### What to work on
Drop all images and give the records again exactly.

Data entries
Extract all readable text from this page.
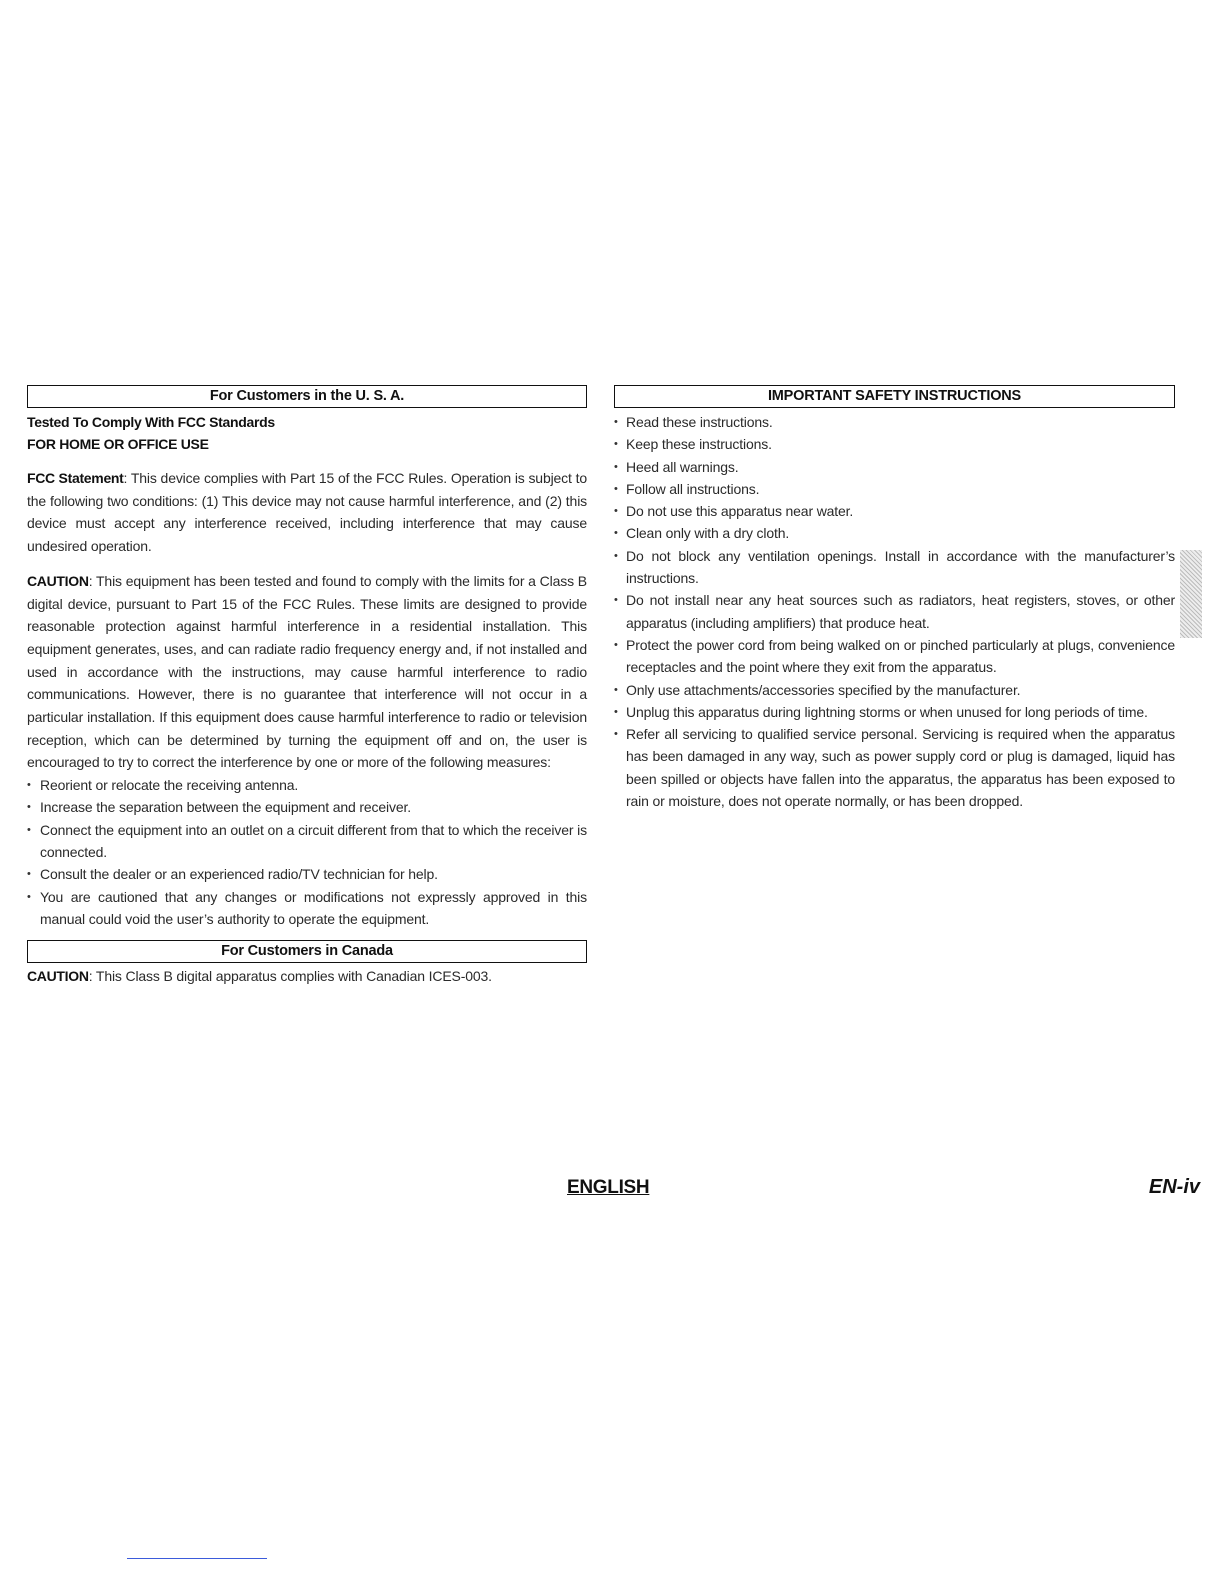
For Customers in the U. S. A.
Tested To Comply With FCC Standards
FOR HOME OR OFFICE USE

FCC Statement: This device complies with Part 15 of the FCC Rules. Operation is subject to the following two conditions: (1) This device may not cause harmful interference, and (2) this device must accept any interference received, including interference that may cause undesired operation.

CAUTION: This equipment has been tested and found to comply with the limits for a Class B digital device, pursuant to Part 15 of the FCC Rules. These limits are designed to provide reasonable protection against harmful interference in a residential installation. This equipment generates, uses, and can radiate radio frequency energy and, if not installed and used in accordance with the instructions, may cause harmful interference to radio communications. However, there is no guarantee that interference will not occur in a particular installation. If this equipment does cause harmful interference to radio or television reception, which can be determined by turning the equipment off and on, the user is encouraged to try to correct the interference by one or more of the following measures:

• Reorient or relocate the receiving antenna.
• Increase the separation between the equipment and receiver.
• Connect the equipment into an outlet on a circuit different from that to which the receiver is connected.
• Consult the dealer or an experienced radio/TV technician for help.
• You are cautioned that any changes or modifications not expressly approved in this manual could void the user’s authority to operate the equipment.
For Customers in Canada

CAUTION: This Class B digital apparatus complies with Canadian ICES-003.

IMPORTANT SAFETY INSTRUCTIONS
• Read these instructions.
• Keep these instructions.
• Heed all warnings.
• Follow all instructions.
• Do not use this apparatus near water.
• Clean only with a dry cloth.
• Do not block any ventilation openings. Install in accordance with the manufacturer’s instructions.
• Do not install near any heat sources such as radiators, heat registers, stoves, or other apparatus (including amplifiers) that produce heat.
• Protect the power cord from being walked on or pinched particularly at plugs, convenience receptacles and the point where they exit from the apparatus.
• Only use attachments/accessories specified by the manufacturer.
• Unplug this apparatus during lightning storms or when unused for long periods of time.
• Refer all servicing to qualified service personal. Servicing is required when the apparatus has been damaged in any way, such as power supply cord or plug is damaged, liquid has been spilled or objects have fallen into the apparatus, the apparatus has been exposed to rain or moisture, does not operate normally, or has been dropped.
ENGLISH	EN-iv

### Complete answer
Extract all readable text from this page.
For Customers in the U. S. A.
Tested To Comply With FCC Standards
FOR HOME OR OFFICE USE

FCC Statement: This device complies with Part 15 of the FCC Rules. Operation is subject to the following two conditions: (1) This device may not cause harmful interference, and (2) this device must accept any interference received, including interference that may cause undesired operation.

CAUTION: This equipment has been tested and found to comply with the limits for a Class B digital device, pursuant to Part 15 of the FCC Rules. These limits are designed to provide reasonable protection against harmful interference in a residential installation. This equipment generates, uses, and can radiate radio frequency energy and, if not installed and used in accordance with the instructions, may cause harmful interference to radio communications. However, there is no guarantee that interference will not occur in a particular installation. If this equipment does cause harmful interference to radio or television reception, which can be determined by turning the equipment off and on, the user is encouraged to try to correct the interference by one or more of the following measures:

• Reorient or relocate the receiving antenna.
• Increase the separation between the equipment and receiver.
• Connect the equipment into an outlet on a circuit different from that to which the receiver is connected.
• Consult the dealer or an experienced radio/TV technician for help.
• You are cautioned that any changes or modifications not expressly approved in this manual could void the user’s authority to operate the equipment.
For Customers in Canada

CAUTION: This Class B digital apparatus complies with Canadian ICES-003.

IMPORTANT SAFETY INSTRUCTIONS
• Read these instructions.
• Keep these instructions.
• Heed all warnings.
• Follow all instructions.
• Do not use this apparatus near water.
• Clean only with a dry cloth.
• Do not block any ventilation openings. Install in accordance with the manufacturer’s instructions.
• Do not install near any heat sources such as radiators, heat registers, stoves, or other apparatus (including amplifiers) that produce heat.
• Protect the power cord from being walked on or pinched particularly at plugs, convenience receptacles and the point where they exit from the apparatus.
• Only use attachments/accessories specified by the manufacturer.
• Unplug this apparatus during lightning storms or when unused for long periods of time.
• Refer all servicing to qualified service personal. Servicing is required when the apparatus has been damaged in any way, such as power supply cord or plug is damaged, liquid has been spilled or objects have fallen into the apparatus, the apparatus has been exposed to rain or moisture, does not operate normally, or has been dropped.
ENGLISH	EN-iv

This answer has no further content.